> [WORK TO COMPLETE] Only the lines holding the string "Show" are needed. Copy each one.

> [INPUT FOR THIS TASK]
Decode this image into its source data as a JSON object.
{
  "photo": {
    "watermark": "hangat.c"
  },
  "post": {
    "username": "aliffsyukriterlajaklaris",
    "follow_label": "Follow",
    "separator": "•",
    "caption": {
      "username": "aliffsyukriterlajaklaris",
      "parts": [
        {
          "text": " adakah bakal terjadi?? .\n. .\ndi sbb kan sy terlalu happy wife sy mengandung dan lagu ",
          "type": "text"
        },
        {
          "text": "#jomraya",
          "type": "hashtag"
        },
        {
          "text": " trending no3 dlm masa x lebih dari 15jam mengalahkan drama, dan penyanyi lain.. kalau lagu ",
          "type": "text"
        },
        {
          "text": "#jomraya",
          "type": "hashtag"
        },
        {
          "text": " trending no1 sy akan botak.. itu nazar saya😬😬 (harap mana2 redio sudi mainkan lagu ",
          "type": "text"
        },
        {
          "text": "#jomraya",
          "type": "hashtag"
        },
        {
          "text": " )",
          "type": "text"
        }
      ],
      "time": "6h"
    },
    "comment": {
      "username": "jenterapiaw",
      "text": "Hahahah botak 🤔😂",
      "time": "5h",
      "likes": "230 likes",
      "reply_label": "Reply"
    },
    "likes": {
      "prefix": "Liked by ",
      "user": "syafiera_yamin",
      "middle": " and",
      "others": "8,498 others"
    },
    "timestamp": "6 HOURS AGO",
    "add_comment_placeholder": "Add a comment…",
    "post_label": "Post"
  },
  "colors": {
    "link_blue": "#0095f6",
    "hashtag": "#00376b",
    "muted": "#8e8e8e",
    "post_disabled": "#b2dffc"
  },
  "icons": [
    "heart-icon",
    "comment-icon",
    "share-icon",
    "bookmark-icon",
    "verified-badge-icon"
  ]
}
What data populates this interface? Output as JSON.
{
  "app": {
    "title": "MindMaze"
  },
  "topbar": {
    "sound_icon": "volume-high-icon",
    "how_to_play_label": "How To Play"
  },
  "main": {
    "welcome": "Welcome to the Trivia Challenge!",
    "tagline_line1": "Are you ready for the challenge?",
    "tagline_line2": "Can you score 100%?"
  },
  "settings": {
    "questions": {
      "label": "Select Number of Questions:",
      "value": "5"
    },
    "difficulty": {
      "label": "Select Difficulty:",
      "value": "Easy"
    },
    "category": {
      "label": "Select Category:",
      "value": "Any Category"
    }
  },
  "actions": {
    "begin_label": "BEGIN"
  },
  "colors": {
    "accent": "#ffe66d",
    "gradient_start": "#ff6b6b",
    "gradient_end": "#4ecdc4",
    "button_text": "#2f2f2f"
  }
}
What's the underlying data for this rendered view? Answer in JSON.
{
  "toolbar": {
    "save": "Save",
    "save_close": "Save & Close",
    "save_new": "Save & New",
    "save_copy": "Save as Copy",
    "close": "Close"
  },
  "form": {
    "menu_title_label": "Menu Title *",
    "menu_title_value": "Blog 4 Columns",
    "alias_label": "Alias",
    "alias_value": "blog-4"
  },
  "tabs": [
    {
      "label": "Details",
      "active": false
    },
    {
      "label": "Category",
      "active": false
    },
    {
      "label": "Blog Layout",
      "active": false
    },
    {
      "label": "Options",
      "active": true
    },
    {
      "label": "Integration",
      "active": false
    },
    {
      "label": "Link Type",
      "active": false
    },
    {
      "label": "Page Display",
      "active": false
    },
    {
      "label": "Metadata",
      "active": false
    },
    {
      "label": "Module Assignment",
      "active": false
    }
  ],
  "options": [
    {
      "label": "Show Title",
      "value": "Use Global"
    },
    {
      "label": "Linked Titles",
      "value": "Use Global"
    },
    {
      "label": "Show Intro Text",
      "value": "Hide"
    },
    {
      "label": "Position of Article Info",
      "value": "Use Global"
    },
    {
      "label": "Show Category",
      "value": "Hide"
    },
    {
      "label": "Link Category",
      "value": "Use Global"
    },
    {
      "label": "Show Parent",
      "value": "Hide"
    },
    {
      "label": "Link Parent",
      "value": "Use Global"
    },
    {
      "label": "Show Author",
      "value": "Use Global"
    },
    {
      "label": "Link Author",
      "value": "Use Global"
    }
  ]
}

> [RESULT FOR THIS TASK]
      "label": "Show Title",
      "label": "Show Intro Text",
      "label": "Show Category",
      "label": "Show Parent",
      "label": "Show Author",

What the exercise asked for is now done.